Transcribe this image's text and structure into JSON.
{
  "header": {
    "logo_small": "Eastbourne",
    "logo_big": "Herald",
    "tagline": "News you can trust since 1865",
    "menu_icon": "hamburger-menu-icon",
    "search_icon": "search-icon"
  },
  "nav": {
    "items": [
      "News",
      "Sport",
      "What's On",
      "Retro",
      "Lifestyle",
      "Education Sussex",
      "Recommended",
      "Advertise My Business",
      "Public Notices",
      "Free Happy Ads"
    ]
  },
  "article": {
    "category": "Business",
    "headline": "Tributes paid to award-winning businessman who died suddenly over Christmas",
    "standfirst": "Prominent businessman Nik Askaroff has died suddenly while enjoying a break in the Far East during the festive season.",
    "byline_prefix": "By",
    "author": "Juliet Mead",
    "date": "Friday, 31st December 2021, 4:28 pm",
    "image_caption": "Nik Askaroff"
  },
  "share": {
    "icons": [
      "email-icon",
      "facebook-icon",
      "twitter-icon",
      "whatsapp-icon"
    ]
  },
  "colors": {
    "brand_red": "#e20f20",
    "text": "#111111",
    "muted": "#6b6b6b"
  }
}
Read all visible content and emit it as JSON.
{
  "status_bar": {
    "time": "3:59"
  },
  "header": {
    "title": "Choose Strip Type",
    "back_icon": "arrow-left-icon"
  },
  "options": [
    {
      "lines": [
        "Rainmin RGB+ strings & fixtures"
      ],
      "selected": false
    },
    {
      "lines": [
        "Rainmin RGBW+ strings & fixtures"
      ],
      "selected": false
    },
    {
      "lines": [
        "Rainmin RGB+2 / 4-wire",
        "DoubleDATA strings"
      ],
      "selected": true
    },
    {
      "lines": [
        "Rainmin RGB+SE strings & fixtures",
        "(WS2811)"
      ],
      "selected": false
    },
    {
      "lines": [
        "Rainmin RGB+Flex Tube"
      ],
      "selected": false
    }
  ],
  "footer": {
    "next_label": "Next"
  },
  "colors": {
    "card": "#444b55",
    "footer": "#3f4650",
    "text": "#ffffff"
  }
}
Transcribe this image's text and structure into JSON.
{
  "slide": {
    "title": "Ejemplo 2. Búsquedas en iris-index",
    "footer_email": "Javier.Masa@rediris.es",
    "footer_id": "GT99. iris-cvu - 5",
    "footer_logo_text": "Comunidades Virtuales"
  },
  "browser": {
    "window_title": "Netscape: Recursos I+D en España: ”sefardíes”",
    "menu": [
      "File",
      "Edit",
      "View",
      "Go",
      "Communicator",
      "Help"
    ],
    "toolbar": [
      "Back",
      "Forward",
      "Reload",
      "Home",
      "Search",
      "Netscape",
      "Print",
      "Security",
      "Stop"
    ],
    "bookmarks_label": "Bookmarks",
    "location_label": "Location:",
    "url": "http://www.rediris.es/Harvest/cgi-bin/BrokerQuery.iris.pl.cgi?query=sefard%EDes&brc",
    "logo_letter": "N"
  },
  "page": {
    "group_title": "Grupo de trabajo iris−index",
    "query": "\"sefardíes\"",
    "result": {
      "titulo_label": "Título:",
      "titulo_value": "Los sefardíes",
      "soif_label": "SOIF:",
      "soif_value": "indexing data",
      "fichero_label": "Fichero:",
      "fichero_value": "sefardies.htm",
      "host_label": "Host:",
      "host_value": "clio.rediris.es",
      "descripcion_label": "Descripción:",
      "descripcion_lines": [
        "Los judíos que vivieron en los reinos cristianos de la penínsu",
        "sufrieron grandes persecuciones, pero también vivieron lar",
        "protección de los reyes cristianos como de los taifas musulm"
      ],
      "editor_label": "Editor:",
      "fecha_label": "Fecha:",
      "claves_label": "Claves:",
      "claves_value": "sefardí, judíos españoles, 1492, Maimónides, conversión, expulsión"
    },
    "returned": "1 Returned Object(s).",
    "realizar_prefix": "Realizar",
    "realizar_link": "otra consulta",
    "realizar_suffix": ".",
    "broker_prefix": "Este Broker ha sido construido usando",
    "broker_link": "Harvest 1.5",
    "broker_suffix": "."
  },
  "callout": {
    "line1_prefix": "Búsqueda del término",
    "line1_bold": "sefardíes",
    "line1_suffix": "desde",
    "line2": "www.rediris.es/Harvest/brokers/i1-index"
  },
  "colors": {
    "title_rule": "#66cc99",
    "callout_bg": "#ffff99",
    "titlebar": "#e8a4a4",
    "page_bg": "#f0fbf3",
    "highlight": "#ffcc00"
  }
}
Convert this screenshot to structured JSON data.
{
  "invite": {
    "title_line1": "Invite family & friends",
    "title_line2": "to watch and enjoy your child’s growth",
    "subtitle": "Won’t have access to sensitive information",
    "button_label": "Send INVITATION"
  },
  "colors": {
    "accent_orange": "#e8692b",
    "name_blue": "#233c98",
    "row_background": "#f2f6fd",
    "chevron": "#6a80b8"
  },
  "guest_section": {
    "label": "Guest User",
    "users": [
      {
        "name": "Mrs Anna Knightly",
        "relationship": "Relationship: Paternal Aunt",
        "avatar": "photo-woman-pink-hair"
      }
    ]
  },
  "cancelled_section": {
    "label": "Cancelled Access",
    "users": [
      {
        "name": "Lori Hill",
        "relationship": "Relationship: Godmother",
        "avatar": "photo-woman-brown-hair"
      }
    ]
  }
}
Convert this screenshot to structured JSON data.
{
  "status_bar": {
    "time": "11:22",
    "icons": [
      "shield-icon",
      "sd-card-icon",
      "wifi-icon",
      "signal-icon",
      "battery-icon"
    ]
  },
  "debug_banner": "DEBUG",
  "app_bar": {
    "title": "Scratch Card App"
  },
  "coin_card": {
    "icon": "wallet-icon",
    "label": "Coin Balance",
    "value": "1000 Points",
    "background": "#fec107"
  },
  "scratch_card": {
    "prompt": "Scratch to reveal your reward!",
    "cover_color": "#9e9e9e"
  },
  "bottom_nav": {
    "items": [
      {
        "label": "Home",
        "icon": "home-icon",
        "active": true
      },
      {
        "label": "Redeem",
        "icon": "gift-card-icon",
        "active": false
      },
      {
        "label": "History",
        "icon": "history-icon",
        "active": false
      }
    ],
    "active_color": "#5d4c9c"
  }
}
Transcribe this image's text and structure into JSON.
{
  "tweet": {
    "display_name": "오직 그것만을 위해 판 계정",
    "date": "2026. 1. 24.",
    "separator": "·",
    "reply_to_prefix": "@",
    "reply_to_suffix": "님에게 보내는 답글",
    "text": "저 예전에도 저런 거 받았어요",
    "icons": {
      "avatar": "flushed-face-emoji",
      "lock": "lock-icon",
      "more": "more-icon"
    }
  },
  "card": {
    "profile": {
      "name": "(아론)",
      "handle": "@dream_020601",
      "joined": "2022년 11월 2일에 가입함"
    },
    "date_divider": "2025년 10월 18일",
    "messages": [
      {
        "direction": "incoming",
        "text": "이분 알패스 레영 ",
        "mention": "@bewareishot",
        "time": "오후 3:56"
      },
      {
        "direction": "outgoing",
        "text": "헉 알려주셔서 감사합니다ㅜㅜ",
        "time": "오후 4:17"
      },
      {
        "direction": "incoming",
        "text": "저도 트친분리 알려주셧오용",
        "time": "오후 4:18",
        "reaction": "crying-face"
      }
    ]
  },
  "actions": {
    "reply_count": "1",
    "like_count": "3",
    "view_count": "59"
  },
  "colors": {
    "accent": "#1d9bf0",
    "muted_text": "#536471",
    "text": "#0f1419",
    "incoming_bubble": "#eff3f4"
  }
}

*-*-*

> [Requirement]
Write the listing out again, exactly as shown above.

> [Worked solution]
Transcribe this image's text and structure into JSON.
{
  "header": {
    "logo_small": "Eastbourne",
    "logo_big": "Herald",
    "tagline": "News you can trust since 1865",
    "menu_icon": "hamburger-menu-icon",
    "search_icon": "search-icon"
  },
  "nav": {
    "items": [
      "News",
      "Sport",
      "What's On",
      "Retro",
      "Lifestyle",
      "Education Sussex",
      "Recommended",
      "Advertise My Business",
      "Public Notices",
      "Free Happy Ads"
    ]
  },
  "article": {
    "category": "Business",
    "headline": "Tributes paid to award-winning businessman who died suddenly over Christmas",
    "standfirst": "Prominent businessman Nik Askaroff has died suddenly while enjoying a break in the Far East during the festive season.",
    "byline_prefix": "By",
    "author": "Juliet Mead",
    "date": "Friday, 31st December 2021, 4:28 pm",
    "image_caption": "Nik Askaroff"
  },
  "share": {
    "icons": [
      "email-icon",
      "facebook-icon",
      "twitter-icon",
      "whatsapp-icon"
    ]
  },
  "colors": {
    "brand_red": "#e20f20",
    "text": "#111111",
    "muted": "#6b6b6b"
  }
}
Read all visible content and emit it as JSON.
{
  "status_bar": {
    "time": "3:59"
  },
  "header": {
    "title": "Choose Strip Type",
    "back_icon": "arrow-left-icon"
  },
  "options": [
    {
      "lines": [
        "Rainmin RGB+ strings & fixtures"
      ],
      "selected": false
    },
    {
      "lines": [
        "Rainmin RGBW+ strings & fixtures"
      ],
      "selected": false
    },
    {
      "lines": [
        "Rainmin RGB+2 / 4-wire",
        "DoubleDATA strings"
      ],
      "selected": true
    },
    {
      "lines": [
        "Rainmin RGB+SE strings & fixtures",
        "(WS2811)"
      ],
      "selected": false
    },
    {
      "lines": [
        "Rainmin RGB+Flex Tube"
      ],
      "selected": false
    }
  ],
  "footer": {
    "next_label": "Next"
  },
  "colors": {
    "card": "#444b55",
    "footer": "#3f4650",
    "text": "#ffffff"
  }
}
Transcribe this image's text and structure into JSON.
{
  "slide": {
    "title": "Ejemplo 2. Búsquedas en iris-index",
    "footer_email": "Javier.Masa@rediris.es",
    "footer_id": "GT99. iris-cvu - 5",
    "footer_logo_text": "Comunidades Virtuales"
  },
  "browser": {
    "window_title": "Netscape: Recursos I+D en España: ”sefardíes”",
    "menu": [
      "File",
      "Edit",
      "View",
      "Go",
      "Communicator",
      "Help"
    ],
    "toolbar": [
      "Back",
      "Forward",
      "Reload",
      "Home",
      "Search",
      "Netscape",
      "Print",
      "Security",
      "Stop"
    ],
    "bookmarks_label": "Bookmarks",
    "location_label": "Location:",
    "url": "http://www.rediris.es/Harvest/cgi-bin/BrokerQuery.iris.pl.cgi?query=sefard%EDes&brc",
    "logo_letter": "N"
  },
  "page": {
    "group_title": "Grupo de trabajo iris−index",
    "query": "\"sefardíes\"",
    "result": {
      "titulo_label": "Título:",
      "titulo_value": "Los sefardíes",
      "soif_label": "SOIF:",
      "soif_value": "indexing data",
      "fichero_label": "Fichero:",
      "fichero_value": "sefardies.htm",
      "host_label": "Host:",
      "host_value": "clio.rediris.es",
      "descripcion_label": "Descripción:",
      "descripcion_lines": [
        "Los judíos que vivieron en los reinos cristianos de la penínsu",
        "sufrieron grandes persecuciones, pero también vivieron lar",
        "protección de los reyes cristianos como de los taifas musulm"
      ],
      "editor_label": "Editor:",
      "fecha_label": "Fecha:",
      "claves_label": "Claves:",
      "claves_value": "sefardí, judíos españoles, 1492, Maimónides, conversión, expulsión"
    },
    "returned": "1 Returned Object(s).",
    "realizar_prefix": "Realizar",
    "realizar_link": "otra consulta",
    "realizar_suffix": ".",
    "broker_prefix": "Este Broker ha sido construido usando",
    "broker_link": "Harvest 1.5",
    "broker_suffix": "."
  },
  "callout": {
    "line1_prefix": "Búsqueda del término",
    "line1_bold": "sefardíes",
    "line1_suffix": "desde",
    "line2": "www.rediris.es/Harvest/brokers/i1-index"
  },
  "colors": {
    "title_rule": "#66cc99",
    "callout_bg": "#ffff99",
    "titlebar": "#e8a4a4",
    "page_bg": "#f0fbf3",
    "highlight": "#ffcc00"
  }
}
Convert this screenshot to structured JSON data.
{
  "invite": {
    "title_line1": "Invite family & friends",
    "title_line2": "to watch and enjoy your child’s growth",
    "subtitle": "Won’t have access to sensitive information",
    "button_label": "Send INVITATION"
  },
  "colors": {
    "accent_orange": "#e8692b",
    "name_blue": "#233c98",
    "row_background": "#f2f6fd",
    "chevron": "#6a80b8"
  },
  "guest_section": {
    "label": "Guest User",
    "users": [
      {
        "name": "Mrs Anna Knightly",
        "relationship": "Relationship: Paternal Aunt",
        "avatar": "photo-woman-pink-hair"
      }
    ]
  },
  "cancelled_section": {
    "label": "Cancelled Access",
    "users": [
      {
        "name": "Lori Hill",
        "relationship": "Relationship: Godmother",
        "avatar": "photo-woman-brown-hair"
      }
    ]
  }
}
Convert this screenshot to structured JSON data.
{
  "status_bar": {
    "time": "11:22",
    "icons": [
      "shield-icon",
      "sd-card-icon",
      "wifi-icon",
      "signal-icon",
      "battery-icon"
    ]
  },
  "debug_banner": "DEBUG",
  "app_bar": {
    "title": "Scratch Card App"
  },
  "coin_card": {
    "icon": "wallet-icon",
    "label": "Coin Balance",
    "value": "1000 Points",
    "background": "#fec107"
  },
  "scratch_card": {
    "prompt": "Scratch to reveal your reward!",
    "cover_color": "#9e9e9e"
  },
  "bottom_nav": {
    "items": [
      {
        "label": "Home",
        "icon": "home-icon",
        "active": true
      },
      {
        "label": "Redeem",
        "icon": "gift-card-icon",
        "active": false
      },
      {
        "label": "History",
        "icon": "history-icon",
        "active": false
      }
    ],
    "active_color": "#5d4c9c"
  }
}
Transcribe this image's text and structure into JSON.
{
  "tweet": {
    "display_name": "오직 그것만을 위해 판 계정",
    "date": "2026. 1. 24.",
    "separator": "·",
    "reply_to_prefix": "@",
    "reply_to_suffix": "님에게 보내는 답글",
    "text": "저 예전에도 저런 거 받았어요",
    "icons": {
      "avatar": "flushed-face-emoji",
      "lock": "lock-icon",
      "more": "more-icon"
    }
  },
  "card": {
    "profile": {
      "name": "(아론)",
      "handle": "@dream_020601",
      "joined": "2022년 11월 2일에 가입함"
    },
    "date_divider": "2025년 10월 18일",
    "messages": [
      {
        "direction": "incoming",
        "text": "이분 알패스 레영 ",
        "mention": "@bewareishot",
        "time": "오후 3:56"
      },
      {
        "direction": "outgoing",
        "text": "헉 알려주셔서 감사합니다ㅜㅜ",
        "time": "오후 4:17"
      },
      {
        "direction": "incoming",
        "text": "저도 트친분리 알려주셧오용",
        "time": "오후 4:18",
        "reaction": "crying-face"
      }
    ]
  },
  "actions": {
    "reply_count": "1",
    "like_count": "3",
    "view_count": "59"
  },
  "colors": {
    "accent": "#1d9bf0",
    "muted_text": "#536471",
    "text": "#0f1419",
    "incoming_bubble": "#eff3f4"
  }
}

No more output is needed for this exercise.